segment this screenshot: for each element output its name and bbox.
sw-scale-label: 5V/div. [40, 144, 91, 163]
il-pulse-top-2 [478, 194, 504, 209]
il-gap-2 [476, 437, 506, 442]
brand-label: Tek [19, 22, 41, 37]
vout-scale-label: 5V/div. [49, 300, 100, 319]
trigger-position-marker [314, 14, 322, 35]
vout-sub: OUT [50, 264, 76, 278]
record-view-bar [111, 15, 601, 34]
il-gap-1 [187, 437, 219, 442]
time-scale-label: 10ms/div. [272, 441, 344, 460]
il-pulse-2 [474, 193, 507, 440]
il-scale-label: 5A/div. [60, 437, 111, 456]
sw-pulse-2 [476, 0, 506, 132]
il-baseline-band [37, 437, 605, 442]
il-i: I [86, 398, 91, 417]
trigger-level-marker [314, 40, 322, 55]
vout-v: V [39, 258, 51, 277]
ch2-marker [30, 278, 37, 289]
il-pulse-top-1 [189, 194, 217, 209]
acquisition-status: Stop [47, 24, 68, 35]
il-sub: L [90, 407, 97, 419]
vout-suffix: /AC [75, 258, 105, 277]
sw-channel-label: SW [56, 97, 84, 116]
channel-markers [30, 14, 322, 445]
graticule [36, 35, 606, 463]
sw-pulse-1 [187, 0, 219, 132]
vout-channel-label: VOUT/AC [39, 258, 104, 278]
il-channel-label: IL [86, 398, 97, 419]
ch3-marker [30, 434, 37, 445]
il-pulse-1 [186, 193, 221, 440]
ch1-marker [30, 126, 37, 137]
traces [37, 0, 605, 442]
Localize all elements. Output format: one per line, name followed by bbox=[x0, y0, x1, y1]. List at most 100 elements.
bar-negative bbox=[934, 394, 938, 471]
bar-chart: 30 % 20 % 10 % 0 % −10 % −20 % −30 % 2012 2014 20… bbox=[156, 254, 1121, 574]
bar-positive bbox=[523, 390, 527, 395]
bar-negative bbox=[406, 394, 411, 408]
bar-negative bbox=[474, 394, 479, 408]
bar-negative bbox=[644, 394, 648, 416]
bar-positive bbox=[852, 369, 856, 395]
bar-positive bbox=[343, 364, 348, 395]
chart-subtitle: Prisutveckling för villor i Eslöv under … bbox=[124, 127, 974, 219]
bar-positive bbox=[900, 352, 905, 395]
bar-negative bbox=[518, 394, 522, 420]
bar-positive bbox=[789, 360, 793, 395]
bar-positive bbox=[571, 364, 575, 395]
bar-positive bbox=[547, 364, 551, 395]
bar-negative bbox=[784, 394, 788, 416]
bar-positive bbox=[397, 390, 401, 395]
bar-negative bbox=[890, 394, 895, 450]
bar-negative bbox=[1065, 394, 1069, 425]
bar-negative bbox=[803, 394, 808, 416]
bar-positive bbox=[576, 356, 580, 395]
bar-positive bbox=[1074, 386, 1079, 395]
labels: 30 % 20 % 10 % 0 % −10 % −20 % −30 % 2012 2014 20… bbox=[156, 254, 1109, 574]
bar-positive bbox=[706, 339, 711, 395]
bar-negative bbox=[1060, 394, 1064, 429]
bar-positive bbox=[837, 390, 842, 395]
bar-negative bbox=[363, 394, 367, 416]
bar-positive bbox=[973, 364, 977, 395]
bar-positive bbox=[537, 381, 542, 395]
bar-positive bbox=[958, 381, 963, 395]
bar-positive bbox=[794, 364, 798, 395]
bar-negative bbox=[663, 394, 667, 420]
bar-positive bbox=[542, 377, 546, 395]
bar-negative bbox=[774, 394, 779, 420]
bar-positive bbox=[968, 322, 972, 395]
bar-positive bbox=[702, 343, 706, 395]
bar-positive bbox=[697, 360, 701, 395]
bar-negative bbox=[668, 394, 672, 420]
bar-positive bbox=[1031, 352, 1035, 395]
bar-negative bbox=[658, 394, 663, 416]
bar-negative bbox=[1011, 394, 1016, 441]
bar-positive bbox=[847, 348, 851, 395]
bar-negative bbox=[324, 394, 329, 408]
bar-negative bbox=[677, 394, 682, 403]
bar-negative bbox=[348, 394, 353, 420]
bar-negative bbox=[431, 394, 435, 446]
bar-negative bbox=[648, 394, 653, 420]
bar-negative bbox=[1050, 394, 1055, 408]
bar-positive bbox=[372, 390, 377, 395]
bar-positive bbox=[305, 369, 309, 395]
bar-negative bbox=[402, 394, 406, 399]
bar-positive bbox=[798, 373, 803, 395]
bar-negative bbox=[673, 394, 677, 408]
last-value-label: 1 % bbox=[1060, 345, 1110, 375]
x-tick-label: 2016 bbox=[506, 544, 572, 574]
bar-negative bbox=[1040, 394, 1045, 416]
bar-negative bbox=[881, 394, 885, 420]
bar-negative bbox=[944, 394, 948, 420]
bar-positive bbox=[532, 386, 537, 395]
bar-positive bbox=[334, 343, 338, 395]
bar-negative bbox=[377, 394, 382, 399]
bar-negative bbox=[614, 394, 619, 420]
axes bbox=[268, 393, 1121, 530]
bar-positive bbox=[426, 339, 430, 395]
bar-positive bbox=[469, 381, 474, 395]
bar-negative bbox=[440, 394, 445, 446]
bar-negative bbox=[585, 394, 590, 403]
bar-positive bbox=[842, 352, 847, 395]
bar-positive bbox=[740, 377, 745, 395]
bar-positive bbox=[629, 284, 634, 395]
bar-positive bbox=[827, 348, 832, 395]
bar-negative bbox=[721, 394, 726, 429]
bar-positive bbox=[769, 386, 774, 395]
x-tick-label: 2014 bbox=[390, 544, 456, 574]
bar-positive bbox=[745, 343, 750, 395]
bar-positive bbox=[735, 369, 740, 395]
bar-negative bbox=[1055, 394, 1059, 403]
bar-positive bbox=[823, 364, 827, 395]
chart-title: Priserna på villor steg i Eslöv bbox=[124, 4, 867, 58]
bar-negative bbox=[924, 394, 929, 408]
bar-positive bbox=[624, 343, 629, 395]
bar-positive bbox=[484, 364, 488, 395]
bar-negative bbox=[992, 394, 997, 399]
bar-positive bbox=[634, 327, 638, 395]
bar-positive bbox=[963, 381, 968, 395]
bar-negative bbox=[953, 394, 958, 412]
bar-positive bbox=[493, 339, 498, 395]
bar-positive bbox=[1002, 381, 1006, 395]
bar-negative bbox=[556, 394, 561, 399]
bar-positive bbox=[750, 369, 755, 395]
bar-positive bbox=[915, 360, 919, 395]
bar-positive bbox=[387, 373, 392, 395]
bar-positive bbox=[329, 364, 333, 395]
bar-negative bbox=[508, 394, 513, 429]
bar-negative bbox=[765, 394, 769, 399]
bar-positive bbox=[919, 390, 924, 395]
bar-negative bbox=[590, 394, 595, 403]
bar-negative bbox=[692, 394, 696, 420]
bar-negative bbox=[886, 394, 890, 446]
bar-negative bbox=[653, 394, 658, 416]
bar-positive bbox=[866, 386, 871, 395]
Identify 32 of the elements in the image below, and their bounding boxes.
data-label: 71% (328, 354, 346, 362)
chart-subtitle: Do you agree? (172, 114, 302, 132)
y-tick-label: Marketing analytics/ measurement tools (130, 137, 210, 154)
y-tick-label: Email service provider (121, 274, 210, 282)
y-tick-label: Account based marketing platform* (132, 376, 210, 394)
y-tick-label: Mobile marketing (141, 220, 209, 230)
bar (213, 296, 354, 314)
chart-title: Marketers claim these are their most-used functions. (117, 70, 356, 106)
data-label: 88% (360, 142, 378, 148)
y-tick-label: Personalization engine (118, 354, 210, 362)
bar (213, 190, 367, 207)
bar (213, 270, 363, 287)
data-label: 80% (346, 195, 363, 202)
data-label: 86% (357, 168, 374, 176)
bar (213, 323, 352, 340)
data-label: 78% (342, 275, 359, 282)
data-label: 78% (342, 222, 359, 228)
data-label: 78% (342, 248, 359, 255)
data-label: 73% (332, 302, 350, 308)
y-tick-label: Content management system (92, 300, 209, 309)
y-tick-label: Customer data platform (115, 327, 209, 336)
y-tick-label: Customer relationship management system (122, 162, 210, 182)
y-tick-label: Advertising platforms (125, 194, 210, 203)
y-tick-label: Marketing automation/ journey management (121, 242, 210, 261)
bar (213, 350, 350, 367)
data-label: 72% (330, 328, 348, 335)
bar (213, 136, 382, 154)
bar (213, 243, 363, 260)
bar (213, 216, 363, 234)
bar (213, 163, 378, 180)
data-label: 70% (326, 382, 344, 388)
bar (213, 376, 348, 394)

────────

TASK OBJECTIVE -
Quote the listing from the start through the line containing "bar-positive bbox=[789, 360, 793, 395]", both ends included, reproducing every line exactly.

TASK ANSWER -
segment this screenshot: for each element output its name and bbox.
sw-scale-label: 5V/div. [40, 144, 91, 163]
il-pulse-top-2 [478, 194, 504, 209]
il-gap-2 [476, 437, 506, 442]
brand-label: Tek [19, 22, 41, 37]
vout-scale-label: 5V/div. [49, 300, 100, 319]
trigger-position-marker [314, 14, 322, 35]
vout-sub: OUT [50, 264, 76, 278]
record-view-bar [111, 15, 601, 34]
il-gap-1 [187, 437, 219, 442]
time-scale-label: 10ms/div. [272, 441, 344, 460]
il-pulse-2 [474, 193, 507, 440]
il-scale-label: 5A/div. [60, 437, 111, 456]
sw-pulse-2 [476, 0, 506, 132]
il-baseline-band [37, 437, 605, 442]
il-i: I [86, 398, 91, 417]
trigger-level-marker [314, 40, 322, 55]
vout-v: V [39, 258, 51, 277]
ch2-marker [30, 278, 37, 289]
il-pulse-top-1 [189, 194, 217, 209]
acquisition-status: Stop [47, 24, 68, 35]
il-sub: L [90, 407, 97, 419]
vout-suffix: /AC [75, 258, 105, 277]
sw-channel-label: SW [56, 97, 84, 116]
channel-markers [30, 14, 322, 445]
graticule [36, 35, 606, 463]
sw-pulse-1 [187, 0, 219, 132]
vout-channel-label: VOUT/AC [39, 258, 104, 278]
il-channel-label: IL [86, 398, 97, 419]
ch3-marker [30, 434, 37, 445]
il-pulse-1 [186, 193, 221, 440]
ch1-marker [30, 126, 37, 137]
traces [37, 0, 605, 442]
Localize all elements. Output format: one per line, name followed by bbox=[x0, y0, x1, y1]. List at most 100 elements.
bar-negative bbox=[934, 394, 938, 471]
bar-chart: 30 % 20 % 10 % 0 % −10 % −20 % −30 % 2012 2014 20… bbox=[156, 254, 1121, 574]
bar-positive bbox=[523, 390, 527, 395]
bar-negative bbox=[406, 394, 411, 408]
bar-negative bbox=[474, 394, 479, 408]
bar-negative bbox=[644, 394, 648, 416]
bar-positive bbox=[852, 369, 856, 395]
bar-positive bbox=[343, 364, 348, 395]
chart-subtitle: Prisutveckling för villor i Eslöv under … bbox=[124, 127, 974, 219]
bar-positive bbox=[900, 352, 905, 395]
bar-negative bbox=[518, 394, 522, 420]
bar-positive bbox=[789, 360, 793, 395]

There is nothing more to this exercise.